* [What is asked]: Reproduce the lines of the material exactly, excluding every image.
···
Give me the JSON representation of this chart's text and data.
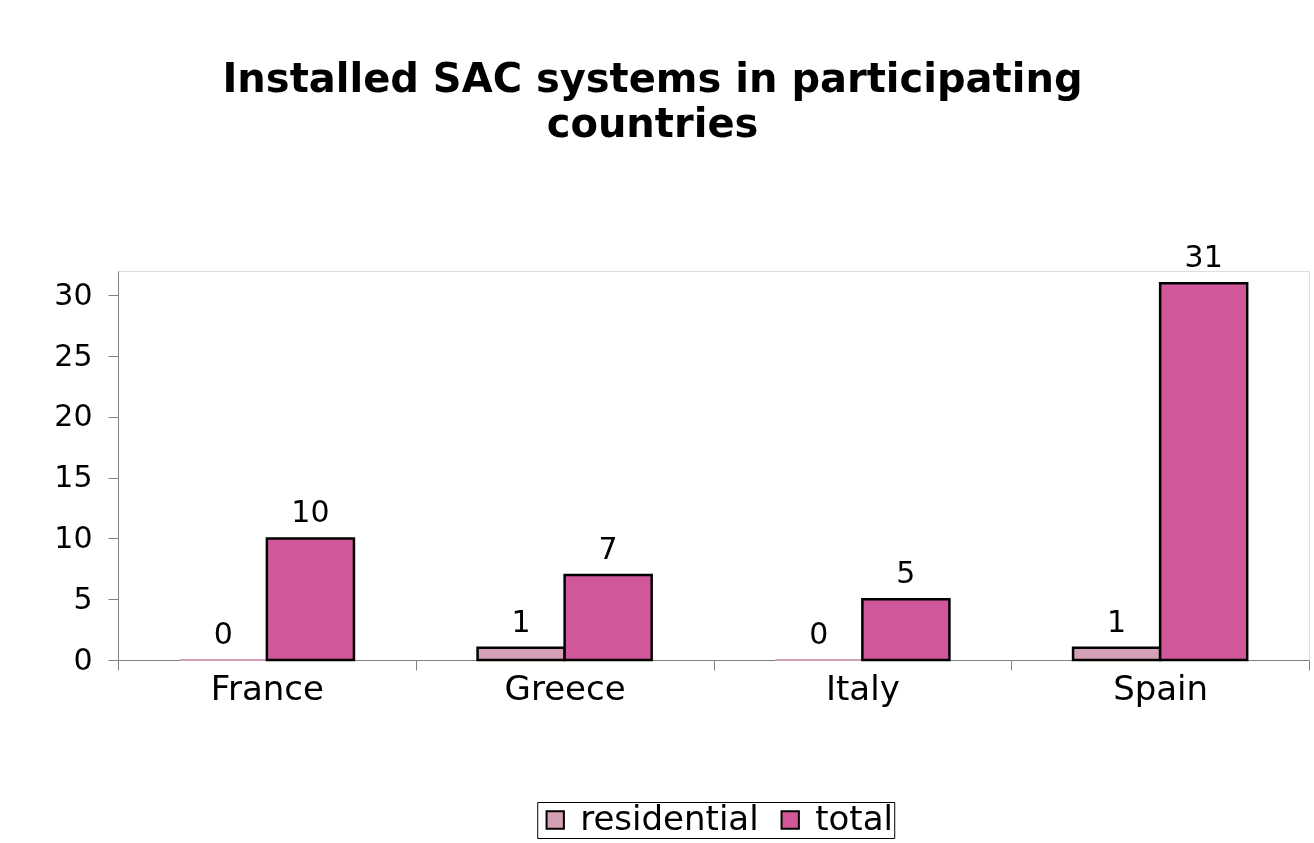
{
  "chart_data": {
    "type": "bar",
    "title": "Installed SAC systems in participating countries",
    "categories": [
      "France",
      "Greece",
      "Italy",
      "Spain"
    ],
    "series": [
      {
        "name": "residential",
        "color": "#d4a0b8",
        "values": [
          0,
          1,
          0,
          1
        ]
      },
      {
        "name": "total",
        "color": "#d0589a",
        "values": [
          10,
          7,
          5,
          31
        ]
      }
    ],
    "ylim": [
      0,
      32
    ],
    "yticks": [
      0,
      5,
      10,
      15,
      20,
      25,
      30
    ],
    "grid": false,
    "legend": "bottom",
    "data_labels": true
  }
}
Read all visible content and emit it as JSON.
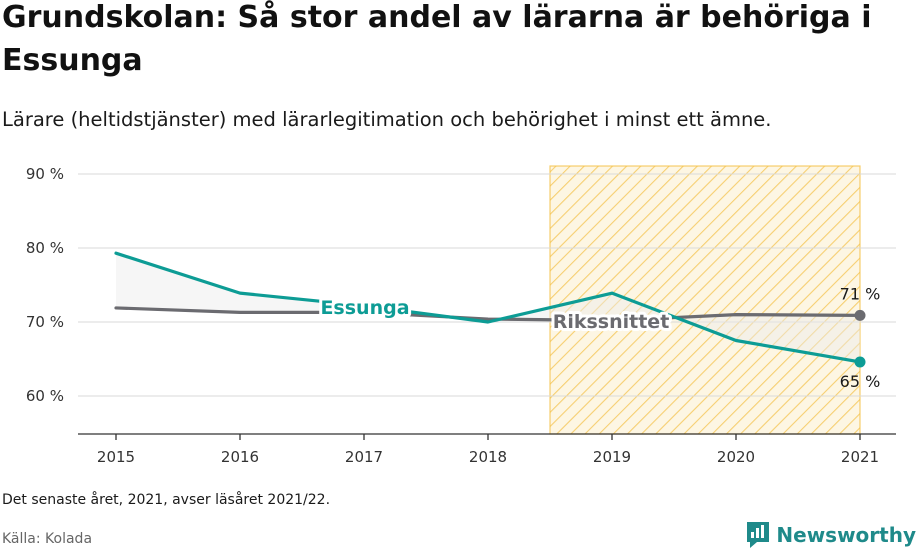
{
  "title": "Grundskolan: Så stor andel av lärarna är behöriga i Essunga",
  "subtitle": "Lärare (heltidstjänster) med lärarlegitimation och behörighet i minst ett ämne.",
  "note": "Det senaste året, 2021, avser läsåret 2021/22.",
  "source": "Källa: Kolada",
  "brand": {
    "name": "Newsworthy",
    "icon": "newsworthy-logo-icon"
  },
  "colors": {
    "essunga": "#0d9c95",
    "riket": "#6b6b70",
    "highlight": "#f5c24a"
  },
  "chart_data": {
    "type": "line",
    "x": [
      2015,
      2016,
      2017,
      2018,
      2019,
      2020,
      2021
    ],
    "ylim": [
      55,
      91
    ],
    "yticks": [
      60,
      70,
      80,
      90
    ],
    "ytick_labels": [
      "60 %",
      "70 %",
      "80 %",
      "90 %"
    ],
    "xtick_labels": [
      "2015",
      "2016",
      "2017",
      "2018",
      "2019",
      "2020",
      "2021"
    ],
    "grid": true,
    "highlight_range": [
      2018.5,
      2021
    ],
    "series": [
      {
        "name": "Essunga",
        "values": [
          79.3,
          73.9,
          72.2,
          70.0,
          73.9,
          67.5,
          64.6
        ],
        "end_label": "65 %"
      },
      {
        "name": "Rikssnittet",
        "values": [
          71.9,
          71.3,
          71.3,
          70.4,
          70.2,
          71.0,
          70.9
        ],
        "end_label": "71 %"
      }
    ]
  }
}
···
* [Task answer]:
Give me the JSON representation of this chart's text and data.
{
  "chart_data": {
    "type": "bar",
    "title": "Installed SAC systems in participating countries",
    "categories": [
      "France",
      "Greece",
      "Italy",
      "Spain"
    ],
    "series": [
      {
        "name": "residential",
        "color": "#d4a0b8",
        "values": [
          0,
          1,
          0,
          1
        ]
      },
      {
        "name": "total",
        "color": "#d0589a",
        "values": [
          10,
          7,
          5,
          31
        ]
      }
    ],
    "ylim": [
      0,
      32
    ],
    "yticks": [
      0,
      5,
      10,
      15,
      20,
      25,
      30
    ],
    "grid": false,
    "legend": "bottom",
    "data_labels": true
  }
}
Read all visible content and emit it as JSON.
{
  "title": "Grundskolan: Så stor andel av lärarna är behöriga i Essunga",
  "subtitle": "Lärare (heltidstjänster) med lärarlegitimation och behörighet i minst ett ämne.",
  "note": "Det senaste året, 2021, avser läsåret 2021/22.",
  "source": "Källa: Kolada",
  "brand": {
    "name": "Newsworthy",
    "icon": "newsworthy-logo-icon"
  },
  "colors": {
    "essunga": "#0d9c95",
    "riket": "#6b6b70",
    "highlight": "#f5c24a"
  },
  "chart_data": {
    "type": "line",
    "x": [
      2015,
      2016,
      2017,
      2018,
      2019,
      2020,
      2021
    ],
    "ylim": [
      55,
      91
    ],
    "yticks": [
      60,
      70,
      80,
      90
    ],
    "ytick_labels": [
      "60 %",
      "70 %",
      "80 %",
      "90 %"
    ],
    "xtick_labels": [
      "2015",
      "2016",
      "2017",
      "2018",
      "2019",
      "2020",
      "2021"
    ],
    "grid": true,
    "highlight_range": [
      2018.5,
      2021
    ],
    "series": [
      {
        "name": "Essunga",
        "values": [
          79.3,
          73.9,
          72.2,
          70.0,
          73.9,
          67.5,
          64.6
        ],
        "end_label": "65 %"
      },
      {
        "name": "Rikssnittet",
        "values": [
          71.9,
          71.3,
          71.3,
          70.4,
          70.2,
          71.0,
          70.9
        ],
        "end_label": "71 %"
      }
    ]
  }
}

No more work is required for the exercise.